Within the records that follow, find every line containing the string "subtitle". Copy those lines.

[Figure dataset records]
-- begin --

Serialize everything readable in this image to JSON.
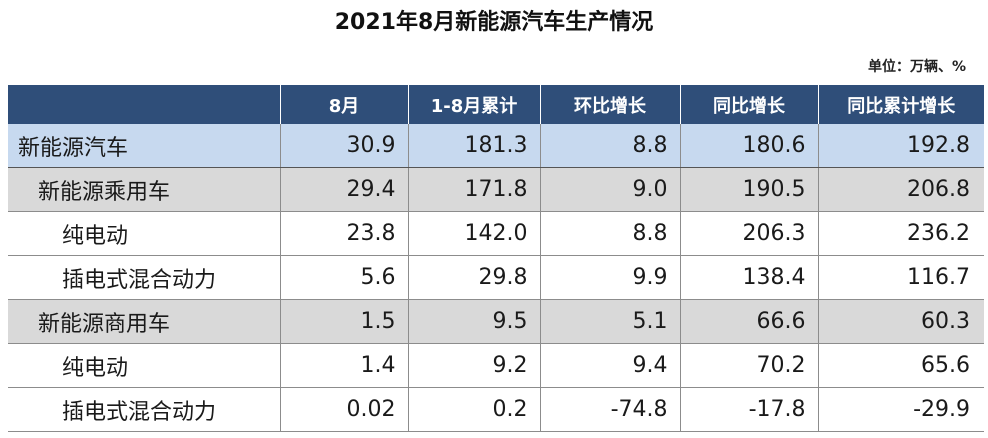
{
  "title": "2021年8月新能源汽车生产情况",
  "unit_note": "单位：万辆、%",
  "table": {
    "headers": [
      "",
      "8月",
      "1-8月累计",
      "环比增长",
      "同比增长",
      "同比累计增长"
    ],
    "rows": [
      {
        "label": "新能源汽车",
        "values": [
          "30.9",
          "181.3",
          "8.8",
          "180.6",
          "192.8"
        ]
      },
      {
        "label": "新能源乘用车",
        "values": [
          "29.4",
          "171.8",
          "9.0",
          "190.5",
          "206.8"
        ]
      },
      {
        "label": "纯电动",
        "values": [
          "23.8",
          "142.0",
          "8.8",
          "206.3",
          "236.2"
        ]
      },
      {
        "label": "插电式混合动力",
        "values": [
          "5.6",
          "29.8",
          "9.9",
          "138.4",
          "116.7"
        ]
      },
      {
        "label": "新能源商用车",
        "values": [
          "1.5",
          "9.5",
          "5.1",
          "66.6",
          "60.3"
        ]
      },
      {
        "label": "纯电动",
        "values": [
          "1.4",
          "9.2",
          "9.4",
          "70.2",
          "65.6"
        ]
      },
      {
        "label": "插电式混合动力",
        "values": [
          "0.02",
          "0.2",
          "-74.8",
          "-17.8",
          "-29.9"
        ]
      }
    ]
  }
}
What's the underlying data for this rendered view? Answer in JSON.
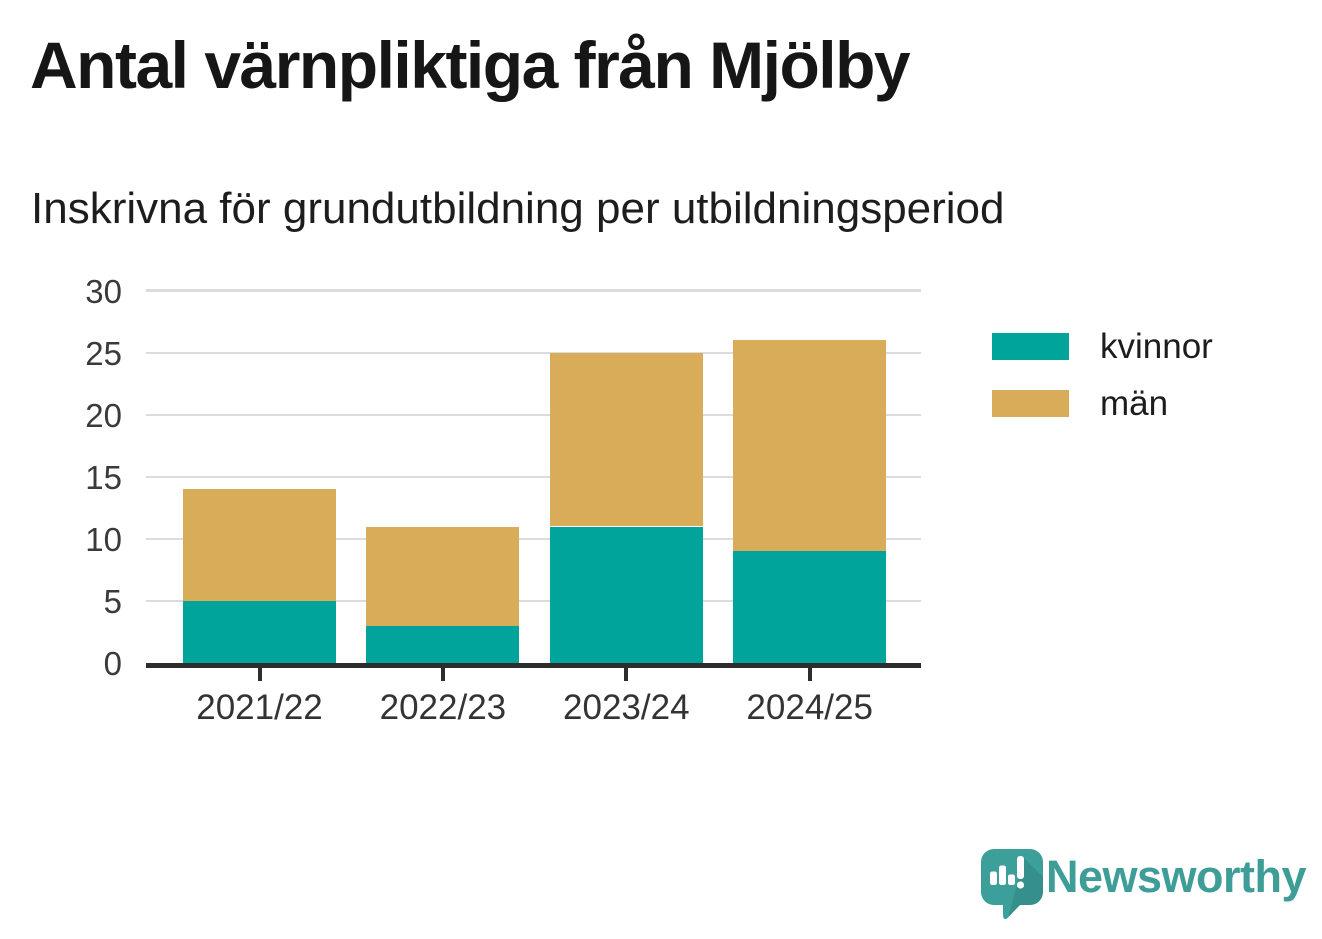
{
  "header": {
    "title": "Antal värnpliktiga från Mjölby",
    "subtitle": "Inskrivna för grundutbildning per utbildningsperiod"
  },
  "chart_data": {
    "type": "bar",
    "stacked": true,
    "title": "Antal värnpliktiga från Mjölby",
    "subtitle": "Inskrivna för grundutbildning per utbildningsperiod",
    "categories": [
      "2021/22",
      "2022/23",
      "2023/24",
      "2024/25"
    ],
    "series": [
      {
        "name": "kvinnor",
        "color": "#00a49b",
        "values": [
          5,
          3,
          11,
          9
        ]
      },
      {
        "name": "män",
        "color": "#d9ac59",
        "values": [
          9,
          8,
          14,
          17
        ]
      }
    ],
    "stack_totals": [
      14,
      11,
      25,
      26
    ],
    "xlabel": "",
    "ylabel": "",
    "ylim": [
      0,
      30
    ],
    "yticks": [
      0,
      5,
      10,
      15,
      20,
      25,
      30
    ],
    "grid": true,
    "legend_position": "right-top"
  },
  "footer": {
    "brand": "Newsworthy"
  },
  "colors": {
    "accent_teal": "#00a49b",
    "accent_gold": "#d9ac59",
    "brand_teal": "#3e9d97",
    "gridline": "#dcdcdc",
    "axis": "#2d2d2d",
    "title_text": "#161616",
    "axis_text": "#3a3a3a"
  }
}
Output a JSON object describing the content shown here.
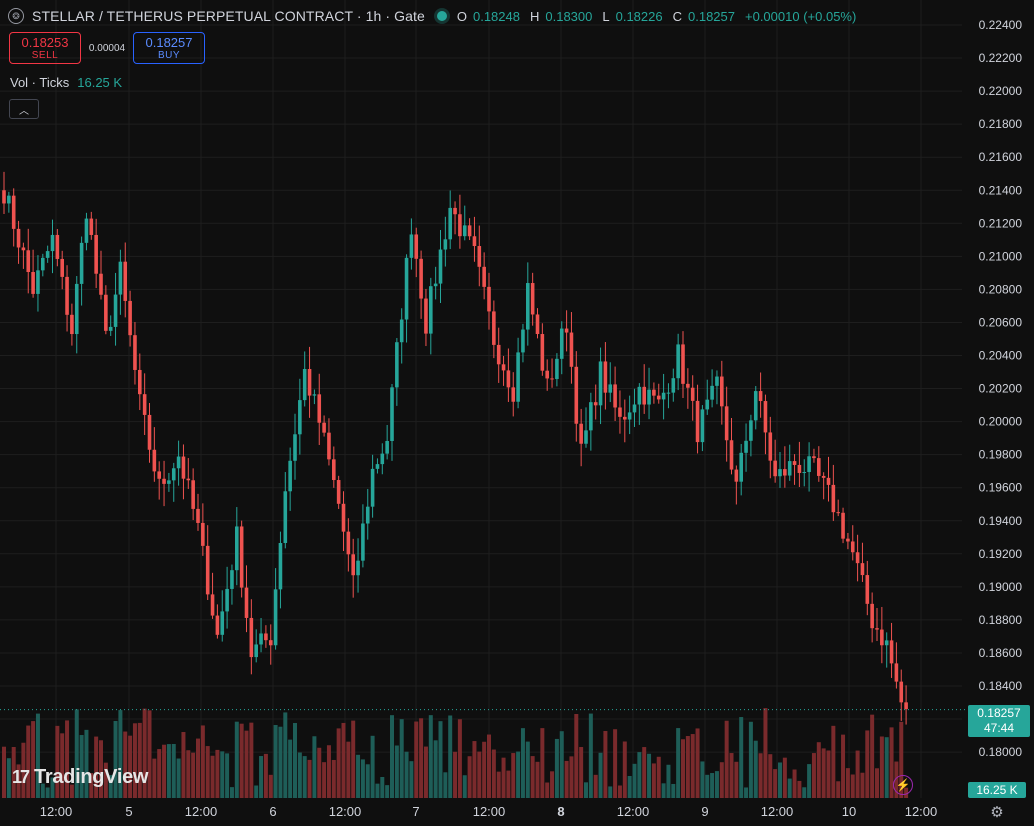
{
  "header": {
    "title": "STELLAR / TETHERUS PERPETUAL CONTRACT · 1h · Gate",
    "ohlc": [
      {
        "k": "O",
        "v": "0.18248"
      },
      {
        "k": "H",
        "v": "0.18300"
      },
      {
        "k": "L",
        "v": "0.18226"
      },
      {
        "k": "C",
        "v": "0.18257"
      }
    ],
    "change": "+0.00010 (+0.05%)",
    "status_color": "#26a69a"
  },
  "trade": {
    "sell_price": "0.18253",
    "sell_label": "SELL",
    "spread": "0.00004",
    "buy_price": "0.18257",
    "buy_label": "BUY"
  },
  "volume_legend": {
    "label": "Vol · Ticks",
    "value": "16.25 K"
  },
  "last_price": {
    "price": "0.18257",
    "countdown": "47:44"
  },
  "last_volume": "16.25 K",
  "logo_text": "TradingView",
  "icons": {
    "symbol": "symbol-logo-icon",
    "status": "market-open-dot-icon",
    "collapse": "chevron-up-icon",
    "bolt": "lightning-icon",
    "settings": "gear-icon"
  },
  "chart_data": {
    "type": "candlestick",
    "y_ticks": [
      "0.22400",
      "0.22200",
      "0.22000",
      "0.21800",
      "0.21600",
      "0.21400",
      "0.21200",
      "0.21000",
      "0.20800",
      "0.20600",
      "0.20400",
      "0.20200",
      "0.20000",
      "0.19800",
      "0.19600",
      "0.19400",
      "0.19200",
      "0.19000",
      "0.18800",
      "0.18600",
      "0.18400",
      "0.18200",
      "0.18000"
    ],
    "x_ticks": [
      {
        "label": "12:00",
        "bold": false
      },
      {
        "label": "5",
        "bold": false
      },
      {
        "label": "12:00",
        "bold": false
      },
      {
        "label": "6",
        "bold": false
      },
      {
        "label": "12:00",
        "bold": false
      },
      {
        "label": "7",
        "bold": false
      },
      {
        "label": "12:00",
        "bold": false
      },
      {
        "label": "8",
        "bold": true
      },
      {
        "label": "12:00",
        "bold": false
      },
      {
        "label": "9",
        "bold": false
      },
      {
        "label": "12:00",
        "bold": false
      },
      {
        "label": "10",
        "bold": false
      },
      {
        "label": "12:00",
        "bold": false
      }
    ],
    "ylim": [
      0.1792,
      0.2252
    ],
    "up_color": "#26a69a",
    "down_color": "#ef5350",
    "anchors": [
      [
        0,
        0.214
      ],
      [
        6,
        0.208
      ],
      [
        10,
        0.211
      ],
      [
        14,
        0.2055
      ],
      [
        17,
        0.213
      ],
      [
        21,
        0.205
      ],
      [
        24,
        0.209
      ],
      [
        28,
        0.201
      ],
      [
        32,
        0.196
      ],
      [
        36,
        0.198
      ],
      [
        40,
        0.1935
      ],
      [
        44,
        0.187
      ],
      [
        48,
        0.193
      ],
      [
        51,
        0.186
      ],
      [
        55,
        0.187
      ],
      [
        58,
        0.196
      ],
      [
        62,
        0.203
      ],
      [
        65,
        0.2
      ],
      [
        69,
        0.195
      ],
      [
        72,
        0.19
      ],
      [
        76,
        0.197
      ],
      [
        79,
        0.199
      ],
      [
        84,
        0.212
      ],
      [
        87,
        0.206
      ],
      [
        92,
        0.213
      ],
      [
        97,
        0.21
      ],
      [
        101,
        0.205
      ],
      [
        105,
        0.202
      ],
      [
        108,
        0.208
      ],
      [
        112,
        0.202
      ],
      [
        116,
        0.206
      ],
      [
        119,
        0.198
      ],
      [
        123,
        0.203
      ],
      [
        127,
        0.2
      ],
      [
        131,
        0.202
      ],
      [
        135,
        0.201
      ],
      [
        139,
        0.204
      ],
      [
        143,
        0.1995
      ],
      [
        147,
        0.202
      ],
      [
        151,
        0.196
      ],
      [
        155,
        0.202
      ],
      [
        159,
        0.1965
      ],
      [
        163,
        0.1975
      ],
      [
        167,
        0.197
      ],
      [
        171,
        0.195
      ],
      [
        175,
        0.192
      ],
      [
        179,
        0.188
      ],
      [
        182,
        0.1865
      ],
      [
        185,
        0.183
      ],
      [
        186,
        0.1826
      ]
    ]
  }
}
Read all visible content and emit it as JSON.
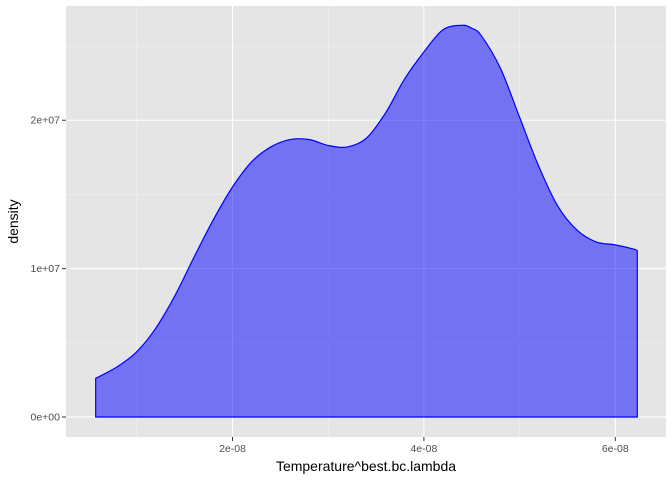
{
  "colors": {
    "panel_bg": "#E5E5E5",
    "grid_major": "#FFFFFF",
    "grid_minor": "#F2F2F2",
    "fill": "#0000FF",
    "fill_alpha": 0.5,
    "stroke": "#0000FF",
    "tick_label": "#4D4D4D",
    "tick_mark": "#333333"
  },
  "chart_data": {
    "type": "area",
    "xlabel": "Temperature^best.bc.lambda",
    "ylabel": "density",
    "xlim": [
      2.6e-09,
      6.53e-08
    ],
    "ylim": [
      -1350000,
      27700000
    ],
    "x_ticks": [
      {
        "value": 2e-08,
        "label": "2e-08"
      },
      {
        "value": 4e-08,
        "label": "4e-08"
      },
      {
        "value": 6e-08,
        "label": "6e-08"
      }
    ],
    "y_ticks": [
      {
        "value": 0,
        "label": "0e+00"
      },
      {
        "value": 10000000,
        "label": "1e+07"
      },
      {
        "value": 20000000,
        "label": "2e+07"
      }
    ],
    "x_minor": [
      1e-08,
      3e-08,
      5e-08
    ],
    "y_minor": [
      5000000,
      15000000,
      25000000
    ],
    "grid": true,
    "series": [
      {
        "x": [
          5.7e-09,
          8e-09,
          1e-08,
          1.2e-08,
          1.4e-08,
          1.6e-08,
          1.8e-08,
          2e-08,
          2.2e-08,
          2.4e-08,
          2.6e-08,
          2.8e-08,
          3e-08,
          3.2e-08,
          3.4e-08,
          3.6e-08,
          3.8e-08,
          4e-08,
          4.2e-08,
          4.4e-08,
          4.5e-08,
          4.6e-08,
          4.8e-08,
          5e-08,
          5.2e-08,
          5.4e-08,
          5.6e-08,
          5.8e-08,
          6e-08,
          6.2e-08,
          6.23e-08
        ],
        "y": [
          2600000,
          3400000,
          4400000,
          6000000,
          8200000,
          10800000,
          13300000,
          15500000,
          17200000,
          18200000,
          18700000,
          18700000,
          18300000,
          18200000,
          18800000,
          20500000,
          22800000,
          24600000,
          26100000,
          26400000,
          26200000,
          25700000,
          23500000,
          20200000,
          16900000,
          14200000,
          12600000,
          11800000,
          11600000,
          11300000,
          11200000
        ]
      }
    ]
  }
}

-- end --

§ Problem solution:
    "subtitle": "Inskrivna för grundutbildning per utbildningsperiod"
    "subtitle": "Inskrivna för grundutbildning per utbildningsperiod",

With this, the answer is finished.